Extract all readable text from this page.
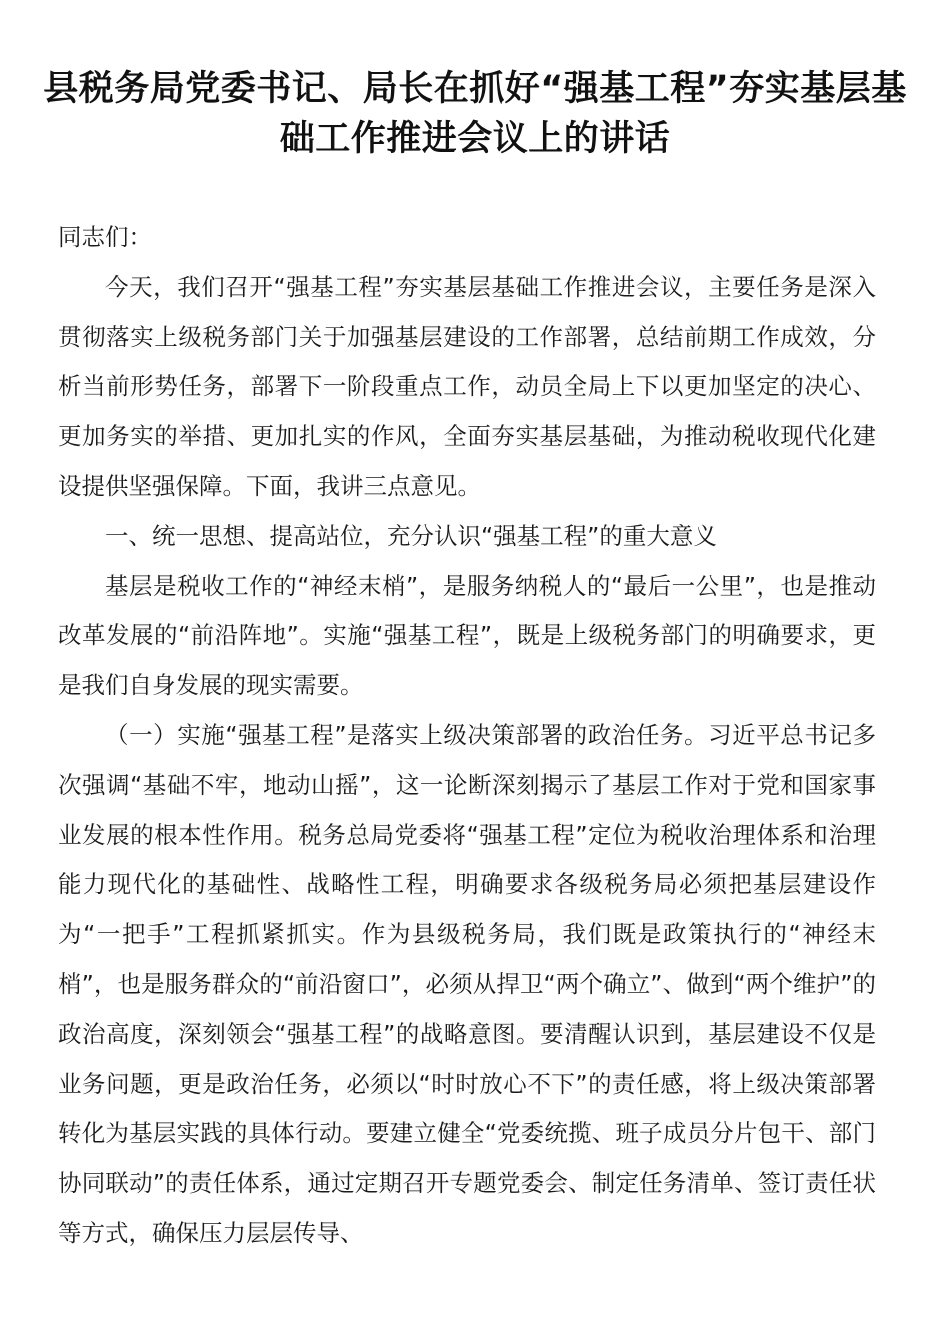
县税务局党委书记、局长在抓好“强基工程”夯实基层基础工作推进会议上的讲话

同志们：

今天，我们召开“强基工程”夯实基层基础工作推进会议，主要任务是深入贯彻落实上级税务部门关于加强基层建设的工作部署，总结前期工作成效，分析当前形势任务，部署下一阶段重点工作，动员全局上下以更加坚定的决心、更加务实的举措、更加扎实的作风，全面夯实基层基础，为推动税收现代化建设提供坚强保障。下面，我讲三点意见。

一、统一思想、提高站位，充分认识“强基工程”的重大意义

基层是税收工作的“神经末梢”，是服务纳税人的“最后一公里”，也是推动改革发展的“前沿阵地”。实施“强基工程”，既是上级税务部门的明确要求，更是我们自身发展的现实需要。

（一）实施“强基工程”是落实上级决策部署的政治任务。习近平总书记多次强调“基础不牢，地动山摇”，这一论断深刻揭示了基层工作对于党和国家事业发展的根本性作用。税务总局党委将“强基工程”定位为税收治理体系和治理能力现代化的基础性、战略性工程，明确要求各级税务局必须把基层建设作为“一把手”工程抓紧抓实。作为县级税务局，我们既是政策执行的“神经末梢”，也是服务群众的“前沿窗口”，必须从捍卫“两个确立”、做到“两个维护”的政治高度，深刻领会“强基工程”的战略意图。要清醒认识到，基层建设不仅是业务问题，更是政治任务，必须以“时时放心不下”的责任感，将上级决策部署转化为基层实践的具体行动。要建立健全“党委统揽、班子成员分片包干、部门协同联动”的责任体系，通过定期召开专题党委会、制定任务清单、签订责任状等方式，确保压力层层传导、
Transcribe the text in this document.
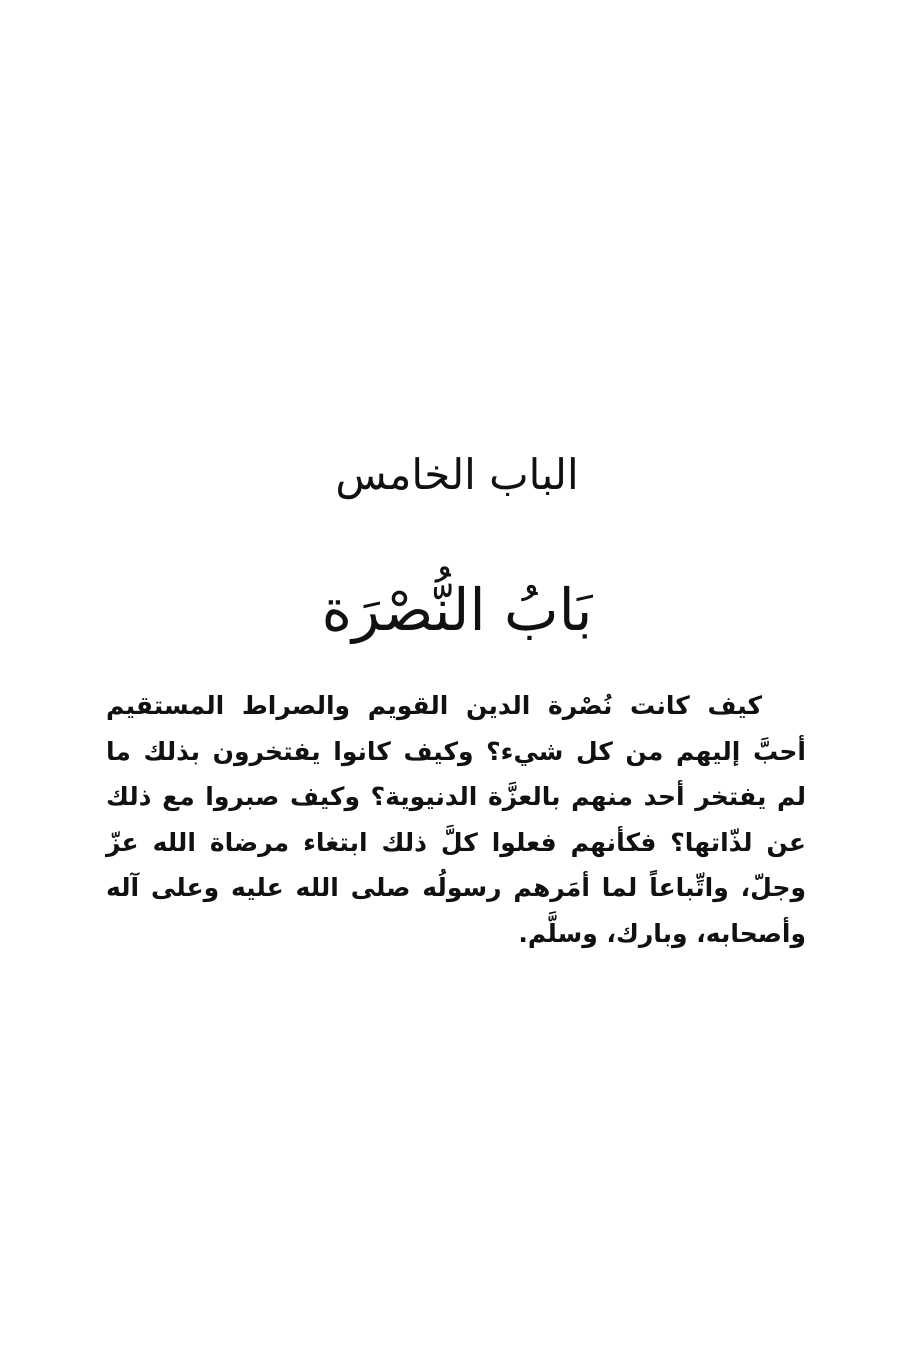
الباب الخامس
بَابُ النُّصْرَة

كيف كانت نُصْرة الدين القويم والصراط المستقيم أحبَّ إليهم من كل شيء؟ وكيف كانوا يفتخرون بذلك ما لم يفتخر أحد منهم بالعزَّة الدنيوية؟ وكيف صبروا مع ذلك عن لذّاتها؟ فكأنهم فعلوا كلَّ ذلك ابتغاء مرضاة الله عزّ وجلّ، واتِّباعاً لما أمَرهم رسولُه صلى الله عليه وعلى آله وأصحابه، وبارك، وسلَّم.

════

[PROBLEM TO SOLVE]: Quote the material exactly. Pictures stay out.

[FINAL RESULT]:
Extract all readable text from this page.
县税务局党委书记、局长在抓好“强基工程”夯实基层基础工作推进会议上的讲话

同志们：

今天，我们召开“强基工程”夯实基层基础工作推进会议，主要任务是深入贯彻落实上级税务部门关于加强基层建设的工作部署，总结前期工作成效，分析当前形势任务，部署下一阶段重点工作，动员全局上下以更加坚定的决心、更加务实的举措、更加扎实的作风，全面夯实基层基础，为推动税收现代化建设提供坚强保障。下面，我讲三点意见。

一、统一思想、提高站位，充分认识“强基工程”的重大意义

基层是税收工作的“神经末梢”，是服务纳税人的“最后一公里”，也是推动改革发展的“前沿阵地”。实施“强基工程”，既是上级税务部门的明确要求，更是我们自身发展的现实需要。

（一）实施“强基工程”是落实上级决策部署的政治任务。习近平总书记多次强调“基础不牢，地动山摇”，这一论断深刻揭示了基层工作对于党和国家事业发展的根本性作用。税务总局党委将“强基工程”定位为税收治理体系和治理能力现代化的基础性、战略性工程，明确要求各级税务局必须把基层建设作为“一把手”工程抓紧抓实。作为县级税务局，我们既是政策执行的“神经末梢”，也是服务群众的“前沿窗口”，必须从捍卫“两个确立”、做到“两个维护”的政治高度，深刻领会“强基工程”的战略意图。要清醒认识到，基层建设不仅是业务问题，更是政治任务，必须以“时时放心不下”的责任感，将上级决策部署转化为基层实践的具体行动。要建立健全“党委统揽、班子成员分片包干、部门协同联动”的责任体系，通过定期召开专题党委会、制定任务清单、签订责任状等方式，确保压力层层传导、
Transcribe the text in this document.
الباب الخامس
بَابُ النُّصْرَة

كيف كانت نُصْرة الدين القويم والصراط المستقيم أحبَّ إليهم من كل شيء؟ وكيف كانوا يفتخرون بذلك ما لم يفتخر أحد منهم بالعزَّة الدنيوية؟ وكيف صبروا مع ذلك عن لذّاتها؟ فكأنهم فعلوا كلَّ ذلك ابتغاء مرضاة الله عزّ وجلّ، واتِّباعاً لما أمَرهم رسولُه صلى الله عليه وعلى آله وأصحابه، وبارك، وسلَّم.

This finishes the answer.